- [LISTED RECORDS]:
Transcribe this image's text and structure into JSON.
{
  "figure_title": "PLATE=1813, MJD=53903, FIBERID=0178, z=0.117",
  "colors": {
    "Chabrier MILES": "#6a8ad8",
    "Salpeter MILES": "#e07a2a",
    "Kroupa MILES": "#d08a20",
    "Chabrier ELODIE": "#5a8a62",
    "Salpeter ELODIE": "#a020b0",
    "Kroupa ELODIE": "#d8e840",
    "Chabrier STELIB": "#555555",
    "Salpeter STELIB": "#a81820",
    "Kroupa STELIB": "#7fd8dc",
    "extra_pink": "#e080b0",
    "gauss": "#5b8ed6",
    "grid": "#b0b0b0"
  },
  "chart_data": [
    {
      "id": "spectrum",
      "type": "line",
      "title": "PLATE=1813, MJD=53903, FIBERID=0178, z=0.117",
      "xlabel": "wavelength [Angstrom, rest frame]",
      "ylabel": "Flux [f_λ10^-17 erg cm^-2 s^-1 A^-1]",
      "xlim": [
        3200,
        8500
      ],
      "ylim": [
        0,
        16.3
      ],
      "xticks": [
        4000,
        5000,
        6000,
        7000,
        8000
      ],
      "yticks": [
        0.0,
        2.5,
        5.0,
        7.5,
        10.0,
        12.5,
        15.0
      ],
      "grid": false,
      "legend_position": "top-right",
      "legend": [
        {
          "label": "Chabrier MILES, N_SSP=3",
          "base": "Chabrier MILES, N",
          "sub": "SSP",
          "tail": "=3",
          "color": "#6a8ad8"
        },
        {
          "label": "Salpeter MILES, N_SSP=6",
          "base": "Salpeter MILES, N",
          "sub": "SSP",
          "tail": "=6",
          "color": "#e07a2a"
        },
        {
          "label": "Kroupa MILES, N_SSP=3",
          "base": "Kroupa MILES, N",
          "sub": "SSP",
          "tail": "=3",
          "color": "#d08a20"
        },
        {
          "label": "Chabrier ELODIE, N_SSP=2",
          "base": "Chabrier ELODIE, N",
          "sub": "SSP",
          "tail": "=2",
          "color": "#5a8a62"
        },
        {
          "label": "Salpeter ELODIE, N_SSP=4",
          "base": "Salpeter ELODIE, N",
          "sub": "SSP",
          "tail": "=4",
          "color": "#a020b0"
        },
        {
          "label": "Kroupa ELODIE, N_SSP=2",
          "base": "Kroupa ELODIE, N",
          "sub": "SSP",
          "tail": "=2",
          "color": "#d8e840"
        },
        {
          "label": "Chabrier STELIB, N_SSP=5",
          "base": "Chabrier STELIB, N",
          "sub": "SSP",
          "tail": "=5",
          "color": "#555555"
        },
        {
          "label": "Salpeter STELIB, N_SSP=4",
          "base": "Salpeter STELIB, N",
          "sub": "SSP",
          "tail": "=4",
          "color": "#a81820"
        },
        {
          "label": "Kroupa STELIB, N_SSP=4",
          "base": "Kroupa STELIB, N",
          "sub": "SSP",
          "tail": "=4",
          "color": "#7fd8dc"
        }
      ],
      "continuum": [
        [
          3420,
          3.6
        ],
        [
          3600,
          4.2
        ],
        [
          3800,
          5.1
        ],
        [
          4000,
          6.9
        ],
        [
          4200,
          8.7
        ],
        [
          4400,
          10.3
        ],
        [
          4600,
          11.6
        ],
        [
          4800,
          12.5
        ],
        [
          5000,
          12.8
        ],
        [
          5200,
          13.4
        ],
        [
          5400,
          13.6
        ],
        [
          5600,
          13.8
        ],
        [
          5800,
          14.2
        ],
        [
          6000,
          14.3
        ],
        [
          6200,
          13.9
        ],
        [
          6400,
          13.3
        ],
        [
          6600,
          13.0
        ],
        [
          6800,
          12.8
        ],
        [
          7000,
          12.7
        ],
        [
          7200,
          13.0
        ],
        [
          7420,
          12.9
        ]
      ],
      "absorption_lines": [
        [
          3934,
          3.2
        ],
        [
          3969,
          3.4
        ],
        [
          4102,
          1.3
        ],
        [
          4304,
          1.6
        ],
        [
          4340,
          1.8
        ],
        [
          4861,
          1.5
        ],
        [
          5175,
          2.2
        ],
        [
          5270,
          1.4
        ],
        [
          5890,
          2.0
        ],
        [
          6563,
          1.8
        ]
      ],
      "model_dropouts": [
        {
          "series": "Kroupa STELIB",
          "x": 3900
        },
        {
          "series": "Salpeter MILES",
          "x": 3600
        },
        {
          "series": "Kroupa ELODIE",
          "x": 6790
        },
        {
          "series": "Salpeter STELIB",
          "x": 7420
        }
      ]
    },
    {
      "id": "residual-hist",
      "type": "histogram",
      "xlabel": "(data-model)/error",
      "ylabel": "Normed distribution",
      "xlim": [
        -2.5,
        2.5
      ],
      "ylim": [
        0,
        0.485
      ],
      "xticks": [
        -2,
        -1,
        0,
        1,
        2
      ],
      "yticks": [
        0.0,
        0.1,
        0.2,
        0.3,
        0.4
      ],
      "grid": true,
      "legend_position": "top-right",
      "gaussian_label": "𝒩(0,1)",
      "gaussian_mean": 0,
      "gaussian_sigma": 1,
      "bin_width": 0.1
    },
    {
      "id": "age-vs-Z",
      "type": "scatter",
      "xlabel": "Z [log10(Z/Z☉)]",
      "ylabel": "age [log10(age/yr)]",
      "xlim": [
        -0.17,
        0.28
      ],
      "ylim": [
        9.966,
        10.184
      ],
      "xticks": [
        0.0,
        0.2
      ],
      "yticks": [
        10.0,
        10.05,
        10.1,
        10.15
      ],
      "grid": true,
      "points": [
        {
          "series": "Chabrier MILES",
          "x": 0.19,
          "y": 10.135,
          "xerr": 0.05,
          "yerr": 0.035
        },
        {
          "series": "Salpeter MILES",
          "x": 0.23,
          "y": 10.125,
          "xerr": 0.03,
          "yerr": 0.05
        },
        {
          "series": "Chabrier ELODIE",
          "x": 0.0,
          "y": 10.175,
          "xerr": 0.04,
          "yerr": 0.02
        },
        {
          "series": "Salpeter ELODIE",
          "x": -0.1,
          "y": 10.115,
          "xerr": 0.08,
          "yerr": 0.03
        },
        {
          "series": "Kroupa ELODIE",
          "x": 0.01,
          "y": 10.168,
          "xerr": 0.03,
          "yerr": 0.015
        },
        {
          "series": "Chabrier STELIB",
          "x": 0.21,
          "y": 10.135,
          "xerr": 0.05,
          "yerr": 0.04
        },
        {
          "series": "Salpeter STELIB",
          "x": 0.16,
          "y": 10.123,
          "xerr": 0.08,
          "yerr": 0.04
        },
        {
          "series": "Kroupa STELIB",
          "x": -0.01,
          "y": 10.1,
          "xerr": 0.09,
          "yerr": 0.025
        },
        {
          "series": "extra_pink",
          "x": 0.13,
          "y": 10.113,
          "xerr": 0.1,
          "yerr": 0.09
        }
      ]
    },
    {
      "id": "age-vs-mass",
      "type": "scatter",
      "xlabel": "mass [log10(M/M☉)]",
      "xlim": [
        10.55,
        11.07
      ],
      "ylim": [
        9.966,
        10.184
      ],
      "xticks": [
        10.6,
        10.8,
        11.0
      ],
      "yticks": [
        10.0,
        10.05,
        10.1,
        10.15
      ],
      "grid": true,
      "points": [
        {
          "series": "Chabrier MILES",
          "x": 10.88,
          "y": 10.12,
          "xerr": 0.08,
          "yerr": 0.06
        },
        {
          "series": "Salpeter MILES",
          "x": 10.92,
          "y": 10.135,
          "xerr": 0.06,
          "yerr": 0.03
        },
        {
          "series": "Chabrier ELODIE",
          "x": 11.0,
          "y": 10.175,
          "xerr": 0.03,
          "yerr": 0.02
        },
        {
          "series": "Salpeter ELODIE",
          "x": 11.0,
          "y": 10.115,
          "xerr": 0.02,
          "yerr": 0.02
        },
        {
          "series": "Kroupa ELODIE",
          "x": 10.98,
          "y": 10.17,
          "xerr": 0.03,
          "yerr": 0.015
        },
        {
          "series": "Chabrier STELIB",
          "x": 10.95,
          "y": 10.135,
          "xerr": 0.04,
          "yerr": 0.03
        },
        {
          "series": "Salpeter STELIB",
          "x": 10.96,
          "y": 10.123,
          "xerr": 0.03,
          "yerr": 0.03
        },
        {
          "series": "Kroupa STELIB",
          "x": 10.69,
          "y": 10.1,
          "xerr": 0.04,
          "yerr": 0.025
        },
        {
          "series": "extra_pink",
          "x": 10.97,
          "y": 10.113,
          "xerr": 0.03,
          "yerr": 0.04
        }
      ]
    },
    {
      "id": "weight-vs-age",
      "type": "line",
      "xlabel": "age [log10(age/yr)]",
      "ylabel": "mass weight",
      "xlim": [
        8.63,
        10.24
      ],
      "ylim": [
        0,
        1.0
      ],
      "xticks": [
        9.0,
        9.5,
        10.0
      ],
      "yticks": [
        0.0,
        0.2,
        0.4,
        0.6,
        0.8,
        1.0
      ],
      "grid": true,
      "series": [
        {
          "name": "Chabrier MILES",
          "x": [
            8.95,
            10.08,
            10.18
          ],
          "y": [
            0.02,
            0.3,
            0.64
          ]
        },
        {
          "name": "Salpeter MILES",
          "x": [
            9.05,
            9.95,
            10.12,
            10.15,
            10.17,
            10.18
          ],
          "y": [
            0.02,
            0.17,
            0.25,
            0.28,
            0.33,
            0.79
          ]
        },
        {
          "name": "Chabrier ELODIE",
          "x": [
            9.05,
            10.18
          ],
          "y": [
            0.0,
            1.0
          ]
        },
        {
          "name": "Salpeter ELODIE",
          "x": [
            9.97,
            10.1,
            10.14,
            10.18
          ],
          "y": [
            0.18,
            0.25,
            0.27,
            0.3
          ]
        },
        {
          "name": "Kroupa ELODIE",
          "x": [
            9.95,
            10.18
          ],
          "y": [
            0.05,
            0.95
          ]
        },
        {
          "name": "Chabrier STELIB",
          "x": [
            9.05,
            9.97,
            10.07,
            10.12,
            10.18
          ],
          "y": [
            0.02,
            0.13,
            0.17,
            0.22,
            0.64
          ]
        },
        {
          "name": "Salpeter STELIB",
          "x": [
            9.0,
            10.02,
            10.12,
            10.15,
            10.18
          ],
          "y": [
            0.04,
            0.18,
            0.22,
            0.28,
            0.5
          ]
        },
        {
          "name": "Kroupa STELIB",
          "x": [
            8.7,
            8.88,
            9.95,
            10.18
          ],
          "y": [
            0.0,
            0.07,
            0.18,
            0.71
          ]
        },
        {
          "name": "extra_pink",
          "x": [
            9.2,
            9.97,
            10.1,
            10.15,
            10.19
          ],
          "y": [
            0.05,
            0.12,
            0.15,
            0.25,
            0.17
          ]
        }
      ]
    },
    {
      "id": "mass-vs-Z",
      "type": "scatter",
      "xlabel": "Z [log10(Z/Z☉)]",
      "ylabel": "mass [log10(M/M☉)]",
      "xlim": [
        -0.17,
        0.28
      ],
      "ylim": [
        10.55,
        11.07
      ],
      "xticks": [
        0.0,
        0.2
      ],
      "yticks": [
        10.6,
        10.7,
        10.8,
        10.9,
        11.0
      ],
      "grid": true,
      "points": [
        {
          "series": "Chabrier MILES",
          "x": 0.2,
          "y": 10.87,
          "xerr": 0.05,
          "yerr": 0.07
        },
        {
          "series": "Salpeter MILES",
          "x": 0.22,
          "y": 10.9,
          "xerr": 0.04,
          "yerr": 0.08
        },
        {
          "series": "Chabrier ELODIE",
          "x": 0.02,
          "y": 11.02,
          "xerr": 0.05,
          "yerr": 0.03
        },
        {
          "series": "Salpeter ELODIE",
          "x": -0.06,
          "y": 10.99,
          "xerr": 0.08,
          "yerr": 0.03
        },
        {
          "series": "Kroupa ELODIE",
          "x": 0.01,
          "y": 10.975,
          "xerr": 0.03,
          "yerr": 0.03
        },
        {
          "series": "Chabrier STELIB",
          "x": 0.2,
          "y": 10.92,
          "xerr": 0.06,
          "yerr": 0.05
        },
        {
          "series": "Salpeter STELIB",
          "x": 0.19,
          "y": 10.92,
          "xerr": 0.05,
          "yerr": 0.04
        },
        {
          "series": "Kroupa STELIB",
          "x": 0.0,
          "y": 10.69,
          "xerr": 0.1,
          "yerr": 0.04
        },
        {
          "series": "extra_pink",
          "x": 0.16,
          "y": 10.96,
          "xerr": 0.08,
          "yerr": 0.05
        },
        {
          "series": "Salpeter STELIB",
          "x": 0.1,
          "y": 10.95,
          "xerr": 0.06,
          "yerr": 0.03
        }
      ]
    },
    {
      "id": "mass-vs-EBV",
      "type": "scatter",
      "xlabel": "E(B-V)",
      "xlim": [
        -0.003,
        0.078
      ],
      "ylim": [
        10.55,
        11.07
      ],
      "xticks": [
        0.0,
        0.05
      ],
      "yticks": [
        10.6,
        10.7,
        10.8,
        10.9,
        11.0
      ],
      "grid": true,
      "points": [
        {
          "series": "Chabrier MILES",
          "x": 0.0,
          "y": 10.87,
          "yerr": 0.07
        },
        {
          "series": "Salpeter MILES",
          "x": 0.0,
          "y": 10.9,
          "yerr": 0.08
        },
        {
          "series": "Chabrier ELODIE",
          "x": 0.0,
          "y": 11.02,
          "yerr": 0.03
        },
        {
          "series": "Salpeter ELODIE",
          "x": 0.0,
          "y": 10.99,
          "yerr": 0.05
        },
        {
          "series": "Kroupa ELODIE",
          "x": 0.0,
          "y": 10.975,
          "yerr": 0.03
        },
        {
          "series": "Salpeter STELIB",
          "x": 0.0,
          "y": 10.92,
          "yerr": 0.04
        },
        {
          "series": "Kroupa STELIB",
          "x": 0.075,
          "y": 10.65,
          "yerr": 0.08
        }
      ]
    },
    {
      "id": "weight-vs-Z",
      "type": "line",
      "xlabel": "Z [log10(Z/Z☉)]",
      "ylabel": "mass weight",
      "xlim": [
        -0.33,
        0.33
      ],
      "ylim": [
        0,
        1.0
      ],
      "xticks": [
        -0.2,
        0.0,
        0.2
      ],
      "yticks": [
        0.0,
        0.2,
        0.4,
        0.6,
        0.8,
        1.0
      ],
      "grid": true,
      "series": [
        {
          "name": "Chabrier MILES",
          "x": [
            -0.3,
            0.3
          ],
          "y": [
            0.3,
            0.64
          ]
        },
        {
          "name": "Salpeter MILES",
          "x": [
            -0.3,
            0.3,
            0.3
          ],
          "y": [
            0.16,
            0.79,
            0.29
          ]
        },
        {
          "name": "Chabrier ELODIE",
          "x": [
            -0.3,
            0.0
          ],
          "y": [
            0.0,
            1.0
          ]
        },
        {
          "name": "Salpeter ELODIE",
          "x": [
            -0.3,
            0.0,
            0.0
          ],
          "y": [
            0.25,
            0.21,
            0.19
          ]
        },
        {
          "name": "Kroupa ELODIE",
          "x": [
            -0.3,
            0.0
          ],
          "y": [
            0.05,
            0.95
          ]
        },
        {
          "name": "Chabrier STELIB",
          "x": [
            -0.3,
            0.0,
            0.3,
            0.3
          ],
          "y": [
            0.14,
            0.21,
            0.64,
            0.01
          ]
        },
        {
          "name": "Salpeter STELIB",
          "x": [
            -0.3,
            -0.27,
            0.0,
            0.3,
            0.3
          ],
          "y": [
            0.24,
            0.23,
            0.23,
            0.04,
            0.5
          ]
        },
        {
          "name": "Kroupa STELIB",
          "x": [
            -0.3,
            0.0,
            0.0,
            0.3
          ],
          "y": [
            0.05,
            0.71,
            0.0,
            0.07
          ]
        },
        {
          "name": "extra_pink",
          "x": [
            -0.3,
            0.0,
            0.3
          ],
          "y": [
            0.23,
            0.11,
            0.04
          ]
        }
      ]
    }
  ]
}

- [GIVEN TASK]:
From the listing above, pick out every line containing "xlabel".

- [ANSWER TO THE EXERCISE]:
      "xlabel": "wavelength [Angstrom, rest frame]",
      "xlabel": "(data-model)/error",
      "xlabel": "Z [log10(Z/Z☉)]",
      "xlabel": "mass [log10(M/M☉)]",
      "xlabel": "age [log10(age/yr)]",
      "xlabel": "Z [log10(Z/Z☉)]",
      "xlabel": "E(B-V)",
      "xlabel": "Z [log10(Z/Z☉)]",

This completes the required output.